--- Start ---
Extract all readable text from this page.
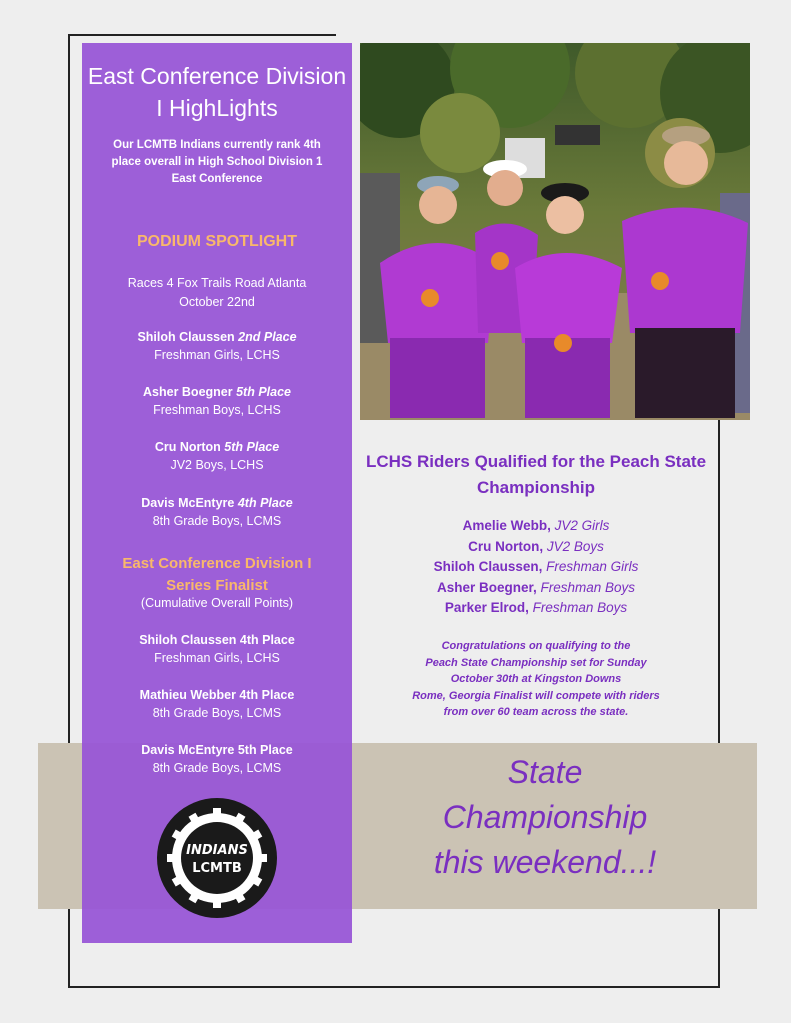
East Conference Division I HighLights
Our LCMTB Indians currently rank 4th place overall in High School Division 1 East Conference
PODIUM SPOTLIGHT
Races 4 Fox Trails Road Atlanta
October 22nd
Shiloh Claussen 2nd Place
Freshman Girls, LCHS
Asher Boegner 5th Place
Freshman Boys, LCHS
Cru Norton 5th Place
JV2 Boys, LCHS
Davis McEntyre 4th Place
8th Grade Boys, LCMS
East Conference Division I Series Finalist
(Cumulative Overall Points)
Shiloh Claussen 4th Place
Freshman Girls, LCHS
Mathieu Webber 4th Place
8th Grade Boys, LCMS
Davis McEntyre 5th Place
8th Grade Boys, LCMS
INDIANS
LCMTB
LCHS Riders Qualified for the Peach State Championship
Amelie Webb, JV2 Girls
Cru Norton, JV2 Boys
Shiloh Claussen, Freshman Girls
Asher Boegner, Freshman Boys
Parker Elrod, Freshman Boys
Congratulations on qualifying to the
Peach State Championship set for Sunday
October 30th at Kingston Downs
Rome, Georgia Finalist will compete with riders
from over 60 team across the state.
State
Championship
this weekend...!
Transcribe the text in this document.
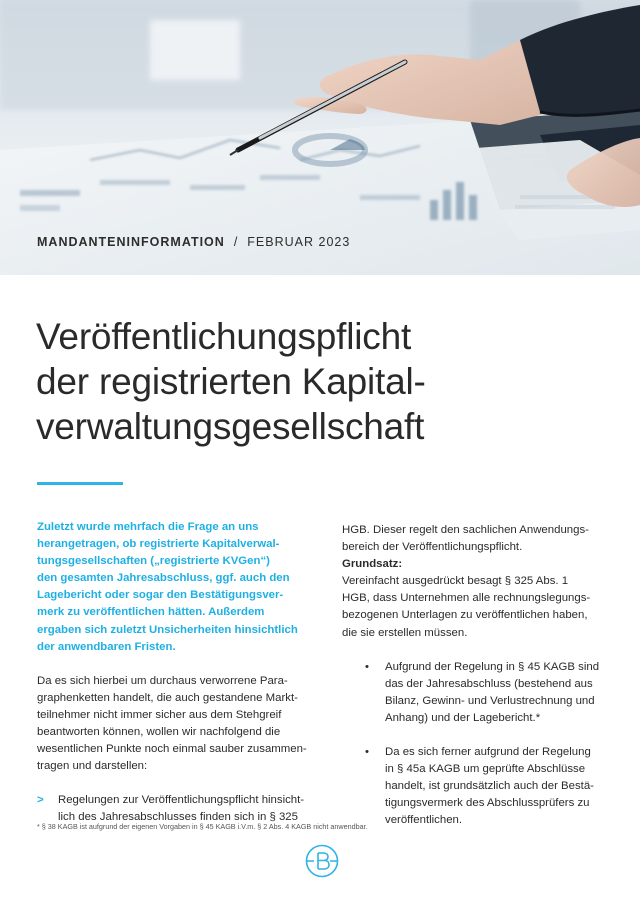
MANDANTENINFORMATION / FEBRUAR 2023
Veröffentlichungspflicht
der registrierten Kapital-
verwaltungsgesellschaft

Zuletzt wurde mehrfach die Frage an uns
herangetragen, ob registrierte Kapitalverwal-
tungsgesellschaften („registrierte KVGen“)
den gesamten Jahresabschluss, ggf. auch den
Lagebericht oder sogar den Bestätigungsver-
merk zu veröffentlichen hätten. Außerdem
ergaben sich zuletzt Unsicherheiten hinsichtlich
der anwendbaren Fristen.

Da es sich hierbei um durchaus verworrene Para-
graphenketten handelt, die auch gestandene Markt-
teilnehmer nicht immer sicher aus dem Stehgreif
beantworten können, wollen wir nachfolgend die
wesentlichen Punkte noch einmal sauber zusammen-
tragen und darstellen:

> Regelungen zur Veröffentlichungspflicht hinsicht-
lich des Jahresabschlusses finden sich in § 325

HGB. Dieser regelt den sachlichen Anwendungs-
bereich der Veröffentlichungspflicht.
Grundsatz:
Vereinfacht ausgedrückt besagt § 325 Abs. 1
HGB, dass Unternehmen alle rechnungslegungs-
bezogenen Unterlagen zu veröffentlichen haben,
die sie erstellen müssen.

• Aufgrund der Regelung in § 45 KAGB sind
das der Jahresabschluss (bestehend aus
Bilanz, Gewinn- und Verlustrechnung und
Anhang) und der Lagebericht.*
• Da es sich ferner aufgrund der Regelung
in § 45a KAGB um geprüfte Abschlüsse
handelt, ist grundsätzlich auch der Bestä-
tigungsvermerk des Abschlussprüfers zu
veröffentlichen.
* § 38 KAGB ist aufgrund der eigenen Vorgaben in § 45 KAGB i.V.m. § 2 Abs. 4 KAGB nicht anwendbar.
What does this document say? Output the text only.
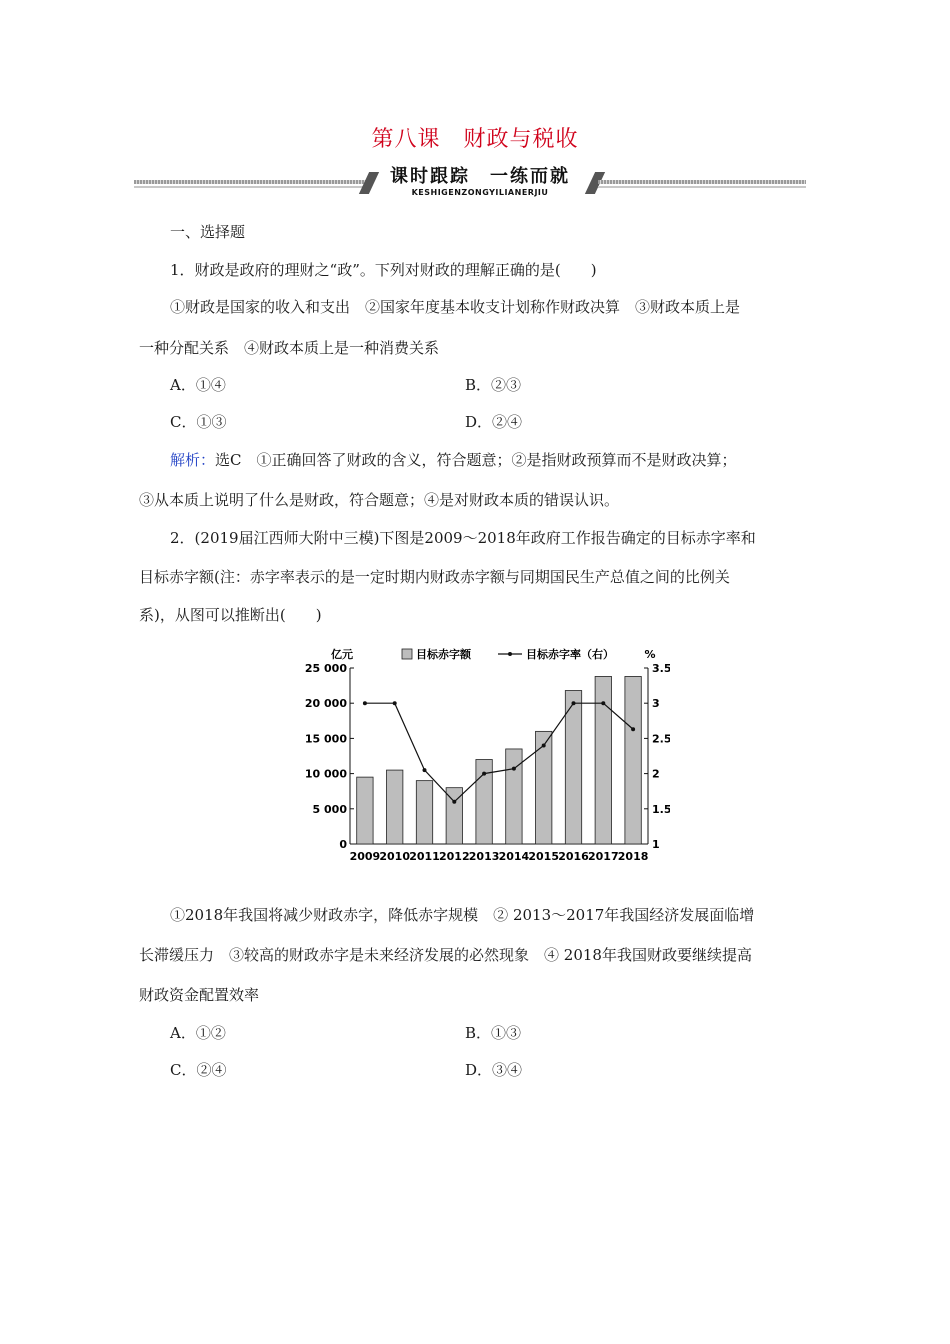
第八课　财政与税收
课时跟踪　一练而就
KESHIGENZONGYILIANERJIU
一、选择题
1．财政是政府的理财之“政”。下列对财政的理解正确的是(　　)
①财政是国家的收入和支出　②国家年度基本收支计划称作财政决算　③财政本质上是
一种分配关系　④财政本质上是一种消费关系
A．①④	B．②③
C．①③	D．②④
解析：选C　①正确回答了财政的含义，符合题意；②是指财政预算而不是财政决算；
③从本质上说明了什么是财政，符合题意；④是对财政本质的错误认识。
2．(2019届江西师大附中三模)下图是2009～2018年政府工作报告确定的目标赤字率和
目标赤字额(注：赤字率表示的是一定时期内财政赤字额与同期国民生产总值之间的比例关
系)，从图可以推断出(　　)
亿元	%
0
5 000
10 000
15 000
20 000
25 000
1
1.5
2
2.5
3
3.5
2009 2010 2011 2012 2013 2014 2015 2016 2017 2018
目标赤字额	目标赤字率（右）
①2018年我国将减少财政赤字，降低赤字规模　② 2013～2017年我国经济发展面临增
长滞缓压力　③较高的财政赤字是未来经济发展的必然现象　④ 2018年我国财政要继续提高
财政资金配置效率
A．①②	B．①③
C．②④	D．③④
--- End ---
Instructions for the task -
Exactly as written, return every line of the listing, but not the pictures.

Task answer -
Extract all readable text from this page.
East Conference Division I HighLights
Our LCMTB Indians currently rank 4th place overall in High School Division 1 East Conference
PODIUM SPOTLIGHT
Races 4 Fox Trails Road Atlanta
October 22nd
Shiloh Claussen 2nd Place
Freshman Girls, LCHS
Asher Boegner 5th Place
Freshman Boys, LCHS
Cru Norton 5th Place
JV2 Boys, LCHS
Davis McEntyre 4th Place
8th Grade Boys, LCMS
East Conference Division I Series Finalist
(Cumulative Overall Points)
Shiloh Claussen 4th Place
Freshman Girls, LCHS
Mathieu Webber 4th Place
8th Grade Boys, LCMS
Davis McEntyre 5th Place
8th Grade Boys, LCMS
INDIANS
LCMTB
LCHS Riders Qualified for the Peach State Championship
Amelie Webb, JV2 Girls
Cru Norton, JV2 Boys
Shiloh Claussen, Freshman Girls
Asher Boegner, Freshman Boys
Parker Elrod, Freshman Boys
Congratulations on qualifying to the
Peach State Championship set for Sunday
October 30th at Kingston Downs
Rome, Georgia Finalist will compete with riders
from over 60 team across the state.
State
Championship
this weekend...!
Transcribe the text in this document.
MANDANTENINFORMATION / FEBRUAR 2023
Veröffentlichungspflicht
der registrierten Kapital-
verwaltungsgesellschaft

Zuletzt wurde mehrfach die Frage an uns
herangetragen, ob registrierte Kapitalverwal-
tungsgesellschaften („registrierte KVGen“)
den gesamten Jahresabschluss, ggf. auch den
Lagebericht oder sogar den Bestätigungsver-
merk zu veröffentlichen hätten. Außerdem
ergaben sich zuletzt Unsicherheiten hinsichtlich
der anwendbaren Fristen.

Da es sich hierbei um durchaus verworrene Para-
graphenketten handelt, die auch gestandene Markt-
teilnehmer nicht immer sicher aus dem Stehgreif
beantworten können, wollen wir nachfolgend die
wesentlichen Punkte noch einmal sauber zusammen-
tragen und darstellen:

> Regelungen zur Veröffentlichungspflicht hinsicht-
lich des Jahresabschlusses finden sich in § 325

HGB. Dieser regelt den sachlichen Anwendungs-
bereich der Veröffentlichungspflicht.
Grundsatz:
Vereinfacht ausgedrückt besagt § 325 Abs. 1
HGB, dass Unternehmen alle rechnungslegungs-
bezogenen Unterlagen zu veröffentlichen haben,
die sie erstellen müssen.

• Aufgrund der Regelung in § 45 KAGB sind
das der Jahresabschluss (bestehend aus
Bilanz, Gewinn- und Verlustrechnung und
Anhang) und der Lagebericht.*
• Da es sich ferner aufgrund der Regelung
in § 45a KAGB um geprüfte Abschlüsse
handelt, ist grundsätzlich auch der Bestä-
tigungsvermerk des Abschlussprüfers zu
veröffentlichen.
* § 38 KAGB ist aufgrund der eigenen Vorgaben in § 45 KAGB i.V.m. § 2 Abs. 4 KAGB nicht anwendbar.
What does this document say? Output the text only.
第八课　财政与税收
课时跟踪　一练而就
KESHIGENZONGYILIANERJIU
一、选择题
1．财政是政府的理财之“政”。下列对财政的理解正确的是(　　)
①财政是国家的收入和支出　②国家年度基本收支计划称作财政决算　③财政本质上是
一种分配关系　④财政本质上是一种消费关系
A．①④	B．②③
C．①③	D．②④
解析：选C　①正确回答了财政的含义，符合题意；②是指财政预算而不是财政决算；
③从本质上说明了什么是财政，符合题意；④是对财政本质的错误认识。
2．(2019届江西师大附中三模)下图是2009～2018年政府工作报告确定的目标赤字率和
目标赤字额(注：赤字率表示的是一定时期内财政赤字额与同期国民生产总值之间的比例关
系)，从图可以推断出(　　)
亿元	%
0
5 000
10 000
15 000
20 000
25 000
1
1.5
2
2.5
3
3.5
2009 2010 2011 2012 2013 2014 2015 2016 2017 2018
目标赤字额	目标赤字率（右）
①2018年我国将减少财政赤字，降低赤字规模　② 2013～2017年我国经济发展面临增
长滞缓压力　③较高的财政赤字是未来经济发展的必然现象　④ 2018年我国财政要继续提高
财政资金配置效率
A．①②	B．①③
C．②④	D．③④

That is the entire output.